Work to do: Determine the count of lines holding the string "göre". Return only the number.

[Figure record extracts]

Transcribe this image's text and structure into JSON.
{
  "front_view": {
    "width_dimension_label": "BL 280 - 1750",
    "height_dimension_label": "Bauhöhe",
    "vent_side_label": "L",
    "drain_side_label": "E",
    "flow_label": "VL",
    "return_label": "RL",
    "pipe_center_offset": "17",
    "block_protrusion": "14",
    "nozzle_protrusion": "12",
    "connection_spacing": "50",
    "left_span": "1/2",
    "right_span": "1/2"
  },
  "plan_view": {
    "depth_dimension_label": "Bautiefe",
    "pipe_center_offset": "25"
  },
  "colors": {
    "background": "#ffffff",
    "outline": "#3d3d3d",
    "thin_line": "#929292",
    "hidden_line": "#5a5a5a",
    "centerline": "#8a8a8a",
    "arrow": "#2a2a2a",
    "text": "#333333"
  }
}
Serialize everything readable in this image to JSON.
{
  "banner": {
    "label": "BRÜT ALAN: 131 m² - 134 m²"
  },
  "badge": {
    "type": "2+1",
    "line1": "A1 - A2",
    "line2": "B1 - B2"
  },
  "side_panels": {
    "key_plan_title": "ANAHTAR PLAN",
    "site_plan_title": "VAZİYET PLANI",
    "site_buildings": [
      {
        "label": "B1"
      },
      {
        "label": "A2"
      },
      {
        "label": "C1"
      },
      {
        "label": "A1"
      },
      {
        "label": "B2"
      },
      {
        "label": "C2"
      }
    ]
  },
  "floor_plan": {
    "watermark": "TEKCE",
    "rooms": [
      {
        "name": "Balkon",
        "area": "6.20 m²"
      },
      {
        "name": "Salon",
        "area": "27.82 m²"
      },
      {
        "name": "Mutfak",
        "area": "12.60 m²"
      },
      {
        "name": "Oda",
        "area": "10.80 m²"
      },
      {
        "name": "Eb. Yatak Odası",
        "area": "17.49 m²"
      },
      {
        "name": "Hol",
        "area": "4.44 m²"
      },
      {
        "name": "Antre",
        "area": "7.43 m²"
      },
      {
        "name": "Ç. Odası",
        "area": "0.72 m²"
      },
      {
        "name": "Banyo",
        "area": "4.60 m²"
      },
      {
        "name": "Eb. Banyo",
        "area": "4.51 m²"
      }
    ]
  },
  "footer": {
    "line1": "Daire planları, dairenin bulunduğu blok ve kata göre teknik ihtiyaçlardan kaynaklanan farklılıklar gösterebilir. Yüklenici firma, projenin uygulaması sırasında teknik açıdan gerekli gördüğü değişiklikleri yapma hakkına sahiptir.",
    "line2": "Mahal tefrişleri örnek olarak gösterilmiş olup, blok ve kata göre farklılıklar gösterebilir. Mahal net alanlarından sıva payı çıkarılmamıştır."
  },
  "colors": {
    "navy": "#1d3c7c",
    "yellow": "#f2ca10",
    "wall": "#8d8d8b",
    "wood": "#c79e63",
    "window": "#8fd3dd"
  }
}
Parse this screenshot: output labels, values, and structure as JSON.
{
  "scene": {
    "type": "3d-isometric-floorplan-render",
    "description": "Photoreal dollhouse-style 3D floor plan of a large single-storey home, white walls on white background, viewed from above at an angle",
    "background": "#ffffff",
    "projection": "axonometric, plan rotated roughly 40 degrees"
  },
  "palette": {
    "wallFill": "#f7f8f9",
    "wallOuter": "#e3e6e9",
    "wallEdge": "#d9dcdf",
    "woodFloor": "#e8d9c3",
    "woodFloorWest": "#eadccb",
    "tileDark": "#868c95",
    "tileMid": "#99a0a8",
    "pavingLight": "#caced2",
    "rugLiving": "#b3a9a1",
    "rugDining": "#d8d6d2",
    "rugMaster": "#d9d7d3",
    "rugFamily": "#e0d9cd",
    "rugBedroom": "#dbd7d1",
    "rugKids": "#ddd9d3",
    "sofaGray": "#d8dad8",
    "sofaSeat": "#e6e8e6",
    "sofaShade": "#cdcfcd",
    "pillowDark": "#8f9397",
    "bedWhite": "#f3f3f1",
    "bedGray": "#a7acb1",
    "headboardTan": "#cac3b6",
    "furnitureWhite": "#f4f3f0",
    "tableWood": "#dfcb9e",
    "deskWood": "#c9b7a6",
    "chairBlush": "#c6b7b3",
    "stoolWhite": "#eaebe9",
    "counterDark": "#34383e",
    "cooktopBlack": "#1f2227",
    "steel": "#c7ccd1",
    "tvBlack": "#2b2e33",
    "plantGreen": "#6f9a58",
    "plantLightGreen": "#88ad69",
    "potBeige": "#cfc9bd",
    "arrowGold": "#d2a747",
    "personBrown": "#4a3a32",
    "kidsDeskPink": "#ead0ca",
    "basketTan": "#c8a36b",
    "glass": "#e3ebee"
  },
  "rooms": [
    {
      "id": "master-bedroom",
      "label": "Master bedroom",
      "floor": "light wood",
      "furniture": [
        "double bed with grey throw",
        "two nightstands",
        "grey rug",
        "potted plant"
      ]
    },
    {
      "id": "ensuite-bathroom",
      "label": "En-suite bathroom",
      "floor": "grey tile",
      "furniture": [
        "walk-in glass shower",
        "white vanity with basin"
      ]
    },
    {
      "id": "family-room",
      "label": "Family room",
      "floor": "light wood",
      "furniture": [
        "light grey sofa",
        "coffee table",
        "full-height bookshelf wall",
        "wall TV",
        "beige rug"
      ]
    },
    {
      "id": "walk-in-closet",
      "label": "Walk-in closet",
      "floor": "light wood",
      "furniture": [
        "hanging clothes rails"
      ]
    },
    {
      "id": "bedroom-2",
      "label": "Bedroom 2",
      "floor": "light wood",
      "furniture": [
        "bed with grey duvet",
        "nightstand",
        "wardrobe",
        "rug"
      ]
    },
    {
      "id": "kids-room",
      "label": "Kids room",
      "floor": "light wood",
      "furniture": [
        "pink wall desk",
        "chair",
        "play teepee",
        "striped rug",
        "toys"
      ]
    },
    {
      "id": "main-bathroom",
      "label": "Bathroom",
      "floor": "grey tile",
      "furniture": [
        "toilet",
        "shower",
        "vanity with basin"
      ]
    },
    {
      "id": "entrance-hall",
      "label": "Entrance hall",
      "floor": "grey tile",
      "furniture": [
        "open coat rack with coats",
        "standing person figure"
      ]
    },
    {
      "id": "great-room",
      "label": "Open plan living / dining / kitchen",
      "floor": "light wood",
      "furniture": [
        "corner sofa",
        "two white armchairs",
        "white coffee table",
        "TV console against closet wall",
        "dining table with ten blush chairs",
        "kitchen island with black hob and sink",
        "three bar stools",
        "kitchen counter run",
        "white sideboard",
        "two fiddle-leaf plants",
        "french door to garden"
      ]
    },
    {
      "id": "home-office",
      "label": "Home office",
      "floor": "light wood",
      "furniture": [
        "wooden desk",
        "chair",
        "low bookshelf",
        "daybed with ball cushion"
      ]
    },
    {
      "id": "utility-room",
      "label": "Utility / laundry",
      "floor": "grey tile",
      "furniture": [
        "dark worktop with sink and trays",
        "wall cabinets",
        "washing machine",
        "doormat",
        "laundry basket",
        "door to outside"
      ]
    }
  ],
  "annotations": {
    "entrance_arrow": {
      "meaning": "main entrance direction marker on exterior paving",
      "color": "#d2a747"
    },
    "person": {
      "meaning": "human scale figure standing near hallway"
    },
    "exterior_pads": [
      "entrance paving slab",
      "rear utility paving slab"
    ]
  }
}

Completed exercise: 2